Exercise objective: Give back each entry unchanged, minus pictures.

************

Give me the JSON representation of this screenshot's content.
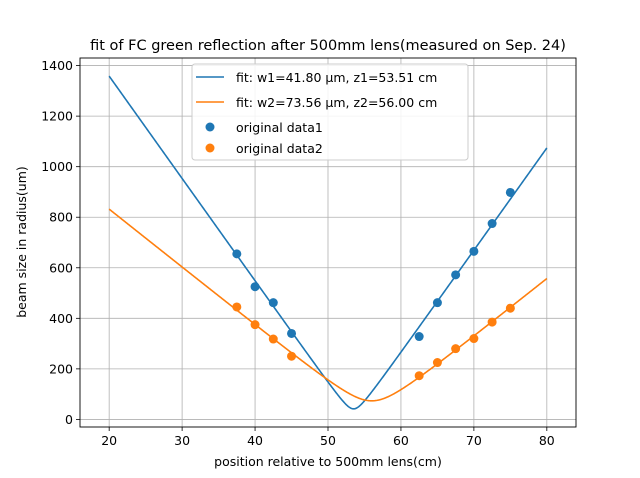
{
  "chart_data": {
    "type": "scatter",
    "title": "fit of FC green reflection after 500mm lens(measured on Sep. 24)",
    "xlabel": "position relative to 500mm lens(cm)",
    "ylabel": "beam size in radius(um)",
    "xlim": [
      16,
      84
    ],
    "ylim": [
      -30,
      1430
    ],
    "xticks": [
      20,
      30,
      40,
      50,
      60,
      70,
      80
    ],
    "yticks": [
      0,
      200,
      400,
      600,
      800,
      1000,
      1200,
      1400
    ],
    "grid": true,
    "legend_position": "top-center",
    "series": [
      {
        "name": "fit: w1=41.80 μm, z1=53.51 cm",
        "kind": "line",
        "color": "#1f77b4",
        "fit": {
          "w0_um": 41.8,
          "z0_cm": 53.51,
          "wavelength_um": 0.532,
          "x_start": 20,
          "x_end": 80
        }
      },
      {
        "name": "fit: w2=73.56 μm, z2=56.00 cm",
        "kind": "line",
        "color": "#ff7f0e",
        "fit": {
          "w0_um": 73.56,
          "z0_cm": 56.0,
          "wavelength_um": 0.532,
          "x_start": 20,
          "x_end": 80
        }
      },
      {
        "name": "original data1",
        "kind": "points",
        "color": "#1f77b4",
        "x": [
          37.5,
          40,
          42.5,
          45,
          62.5,
          65,
          67.5,
          70,
          72.5,
          75
        ],
        "y": [
          655,
          525,
          462,
          340,
          328,
          462,
          572,
          665,
          775,
          898
        ]
      },
      {
        "name": "original data2",
        "kind": "points",
        "color": "#ff7f0e",
        "x": [
          37.5,
          40,
          42.5,
          45,
          62.5,
          65,
          67.5,
          70,
          72.5,
          75
        ],
        "y": [
          445,
          375,
          318,
          250,
          173,
          225,
          280,
          320,
          385,
          440
        ]
      }
    ]
  }
}
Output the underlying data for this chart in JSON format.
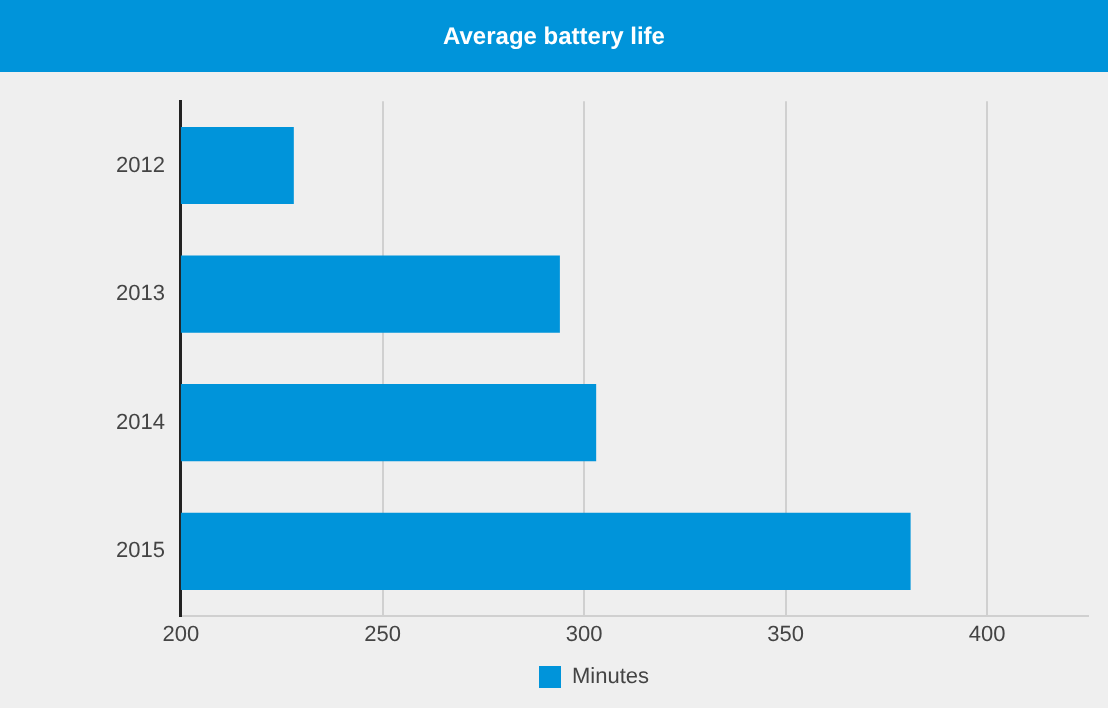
{
  "chart_data": {
    "type": "bar",
    "orientation": "horizontal",
    "title": "Average battery life",
    "categories": [
      "2012",
      "2013",
      "2014",
      "2015"
    ],
    "series": [
      {
        "name": "Minutes",
        "color": "#0094da",
        "values": [
          228,
          294,
          303,
          381
        ]
      }
    ],
    "xlim": [
      200,
      425
    ],
    "xticks": [
      200,
      250,
      300,
      350,
      400
    ],
    "grid": "x",
    "legend": "bottom"
  }
}
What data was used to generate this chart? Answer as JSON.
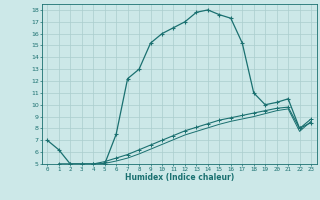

************

Response:
Give me the JSON representation of this screenshot's content.
{
  "chart_data": {
    "type": "scatter",
    "title": "fit of FC green reflection after 500mm lens(measured on Sep. 24)",
    "xlabel": "position relative to 500mm lens(cm)",
    "ylabel": "beam size in radius(um)",
    "xlim": [
      16,
      84
    ],
    "ylim": [
      -30,
      1430
    ],
    "xticks": [
      20,
      30,
      40,
      50,
      60,
      70,
      80
    ],
    "yticks": [
      0,
      200,
      400,
      600,
      800,
      1000,
      1200,
      1400
    ],
    "grid": true,
    "legend_position": "top-center",
    "series": [
      {
        "name": "fit: w1=41.80 μm, z1=53.51 cm",
        "kind": "line",
        "color": "#1f77b4",
        "fit": {
          "w0_um": 41.8,
          "z0_cm": 53.51,
          "wavelength_um": 0.532,
          "x_start": 20,
          "x_end": 80
        }
      },
      {
        "name": "fit: w2=73.56 μm, z2=56.00 cm",
        "kind": "line",
        "color": "#ff7f0e",
        "fit": {
          "w0_um": 73.56,
          "z0_cm": 56.0,
          "wavelength_um": 0.532,
          "x_start": 20,
          "x_end": 80
        }
      },
      {
        "name": "original data1",
        "kind": "points",
        "color": "#1f77b4",
        "x": [
          37.5,
          40,
          42.5,
          45,
          62.5,
          65,
          67.5,
          70,
          72.5,
          75
        ],
        "y": [
          655,
          525,
          462,
          340,
          328,
          462,
          572,
          665,
          775,
          898
        ]
      },
      {
        "name": "original data2",
        "kind": "points",
        "color": "#ff7f0e",
        "x": [
          37.5,
          40,
          42.5,
          45,
          62.5,
          65,
          67.5,
          70,
          72.5,
          75
        ],
        "y": [
          445,
          375,
          318,
          250,
          173,
          225,
          280,
          320,
          385,
          440
        ]
      }
    ]
  }
}
Output the underlying data for this chart in JSON format.
{
  "chart_data": {
    "type": "bar",
    "orientation": "horizontal",
    "title": "Average battery life",
    "categories": [
      "2012",
      "2013",
      "2014",
      "2015"
    ],
    "series": [
      {
        "name": "Minutes",
        "color": "#0094da",
        "values": [
          228,
          294,
          303,
          381
        ]
      }
    ],
    "xlim": [
      200,
      425
    ],
    "xticks": [
      200,
      250,
      300,
      350,
      400
    ],
    "grid": "x",
    "legend": "bottom"
  }
}
What data was used to generate this chart? Answer as JSON.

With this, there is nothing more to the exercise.